DIRECTION: Give a count of the lines below that have the string "informaciones" in them, with no other words.

SUPPLIED RECORDS:
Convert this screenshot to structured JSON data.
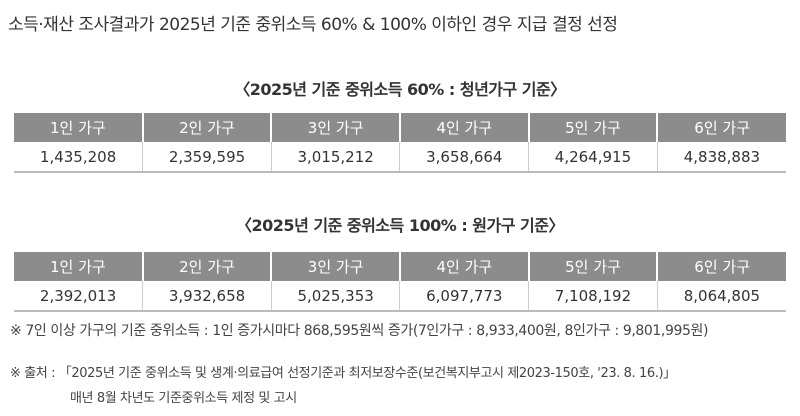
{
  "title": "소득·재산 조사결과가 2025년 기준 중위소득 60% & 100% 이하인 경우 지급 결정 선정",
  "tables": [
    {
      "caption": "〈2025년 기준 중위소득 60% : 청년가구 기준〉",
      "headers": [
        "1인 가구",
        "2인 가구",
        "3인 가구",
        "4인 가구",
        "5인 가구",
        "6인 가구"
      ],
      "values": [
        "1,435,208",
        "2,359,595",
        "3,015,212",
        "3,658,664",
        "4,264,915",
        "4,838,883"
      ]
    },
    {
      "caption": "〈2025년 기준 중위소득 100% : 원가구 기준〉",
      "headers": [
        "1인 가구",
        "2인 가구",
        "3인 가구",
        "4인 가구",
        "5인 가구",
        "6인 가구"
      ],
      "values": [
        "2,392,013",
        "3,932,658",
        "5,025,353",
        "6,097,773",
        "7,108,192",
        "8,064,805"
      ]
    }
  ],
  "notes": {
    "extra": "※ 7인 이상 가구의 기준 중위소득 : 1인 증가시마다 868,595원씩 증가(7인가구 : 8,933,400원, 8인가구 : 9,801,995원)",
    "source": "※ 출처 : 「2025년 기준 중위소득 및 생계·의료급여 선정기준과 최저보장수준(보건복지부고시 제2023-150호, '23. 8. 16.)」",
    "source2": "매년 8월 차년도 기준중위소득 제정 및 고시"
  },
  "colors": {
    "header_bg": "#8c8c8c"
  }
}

* * *

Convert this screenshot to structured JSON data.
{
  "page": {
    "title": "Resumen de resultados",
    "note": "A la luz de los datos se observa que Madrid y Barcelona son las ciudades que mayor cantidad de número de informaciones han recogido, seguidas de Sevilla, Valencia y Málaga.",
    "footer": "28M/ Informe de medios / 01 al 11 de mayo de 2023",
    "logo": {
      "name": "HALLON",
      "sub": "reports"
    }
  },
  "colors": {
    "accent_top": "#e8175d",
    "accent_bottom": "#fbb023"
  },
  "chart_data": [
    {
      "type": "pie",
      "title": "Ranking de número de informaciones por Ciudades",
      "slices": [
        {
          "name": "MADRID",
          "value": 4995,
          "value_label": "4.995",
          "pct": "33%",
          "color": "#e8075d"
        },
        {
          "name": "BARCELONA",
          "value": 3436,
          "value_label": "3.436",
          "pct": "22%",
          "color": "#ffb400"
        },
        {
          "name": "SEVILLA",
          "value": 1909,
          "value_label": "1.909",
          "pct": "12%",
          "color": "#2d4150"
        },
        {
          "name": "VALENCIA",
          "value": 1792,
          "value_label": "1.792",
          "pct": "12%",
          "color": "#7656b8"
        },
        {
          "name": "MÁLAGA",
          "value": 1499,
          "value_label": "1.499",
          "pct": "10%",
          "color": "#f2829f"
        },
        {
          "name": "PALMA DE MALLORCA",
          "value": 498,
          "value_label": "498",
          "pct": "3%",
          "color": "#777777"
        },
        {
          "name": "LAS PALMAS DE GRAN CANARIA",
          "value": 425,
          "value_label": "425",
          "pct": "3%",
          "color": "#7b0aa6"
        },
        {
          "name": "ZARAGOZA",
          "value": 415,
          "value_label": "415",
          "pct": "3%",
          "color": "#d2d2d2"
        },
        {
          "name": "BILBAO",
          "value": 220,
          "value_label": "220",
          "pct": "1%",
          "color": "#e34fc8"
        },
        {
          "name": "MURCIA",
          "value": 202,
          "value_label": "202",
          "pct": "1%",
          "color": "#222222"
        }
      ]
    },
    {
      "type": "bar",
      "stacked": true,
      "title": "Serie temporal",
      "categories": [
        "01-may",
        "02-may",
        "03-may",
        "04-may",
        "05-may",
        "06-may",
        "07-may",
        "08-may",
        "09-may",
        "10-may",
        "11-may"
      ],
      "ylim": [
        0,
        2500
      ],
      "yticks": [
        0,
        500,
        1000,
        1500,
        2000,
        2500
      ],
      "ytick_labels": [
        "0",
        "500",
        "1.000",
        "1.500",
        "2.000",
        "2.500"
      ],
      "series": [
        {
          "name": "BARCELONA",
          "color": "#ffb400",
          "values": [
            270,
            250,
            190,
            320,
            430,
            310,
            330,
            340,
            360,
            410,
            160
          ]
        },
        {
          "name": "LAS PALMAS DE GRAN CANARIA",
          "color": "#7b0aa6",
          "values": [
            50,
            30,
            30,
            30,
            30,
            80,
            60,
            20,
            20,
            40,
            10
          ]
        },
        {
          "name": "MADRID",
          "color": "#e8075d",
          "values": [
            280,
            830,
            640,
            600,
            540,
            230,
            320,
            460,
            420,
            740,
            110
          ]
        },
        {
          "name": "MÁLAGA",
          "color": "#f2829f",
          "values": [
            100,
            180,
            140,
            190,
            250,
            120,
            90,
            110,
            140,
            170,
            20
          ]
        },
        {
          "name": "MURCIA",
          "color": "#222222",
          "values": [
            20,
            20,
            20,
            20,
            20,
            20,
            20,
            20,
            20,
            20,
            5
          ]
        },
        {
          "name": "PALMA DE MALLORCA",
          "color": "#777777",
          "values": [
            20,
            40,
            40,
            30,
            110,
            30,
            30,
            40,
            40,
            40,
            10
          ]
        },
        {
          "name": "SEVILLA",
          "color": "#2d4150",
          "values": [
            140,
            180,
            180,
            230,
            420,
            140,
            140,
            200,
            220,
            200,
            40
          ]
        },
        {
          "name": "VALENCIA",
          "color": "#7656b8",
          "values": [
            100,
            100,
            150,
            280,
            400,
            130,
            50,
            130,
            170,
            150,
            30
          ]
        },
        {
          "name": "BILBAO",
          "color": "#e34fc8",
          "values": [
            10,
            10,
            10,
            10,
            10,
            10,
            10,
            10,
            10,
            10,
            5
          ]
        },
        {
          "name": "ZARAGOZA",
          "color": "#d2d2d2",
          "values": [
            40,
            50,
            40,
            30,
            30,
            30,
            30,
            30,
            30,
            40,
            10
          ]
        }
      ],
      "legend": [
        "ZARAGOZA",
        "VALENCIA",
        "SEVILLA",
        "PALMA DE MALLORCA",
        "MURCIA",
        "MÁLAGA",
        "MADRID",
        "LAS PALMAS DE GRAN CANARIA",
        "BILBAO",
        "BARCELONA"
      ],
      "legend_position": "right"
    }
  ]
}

EXERCISE SOLUTION: 2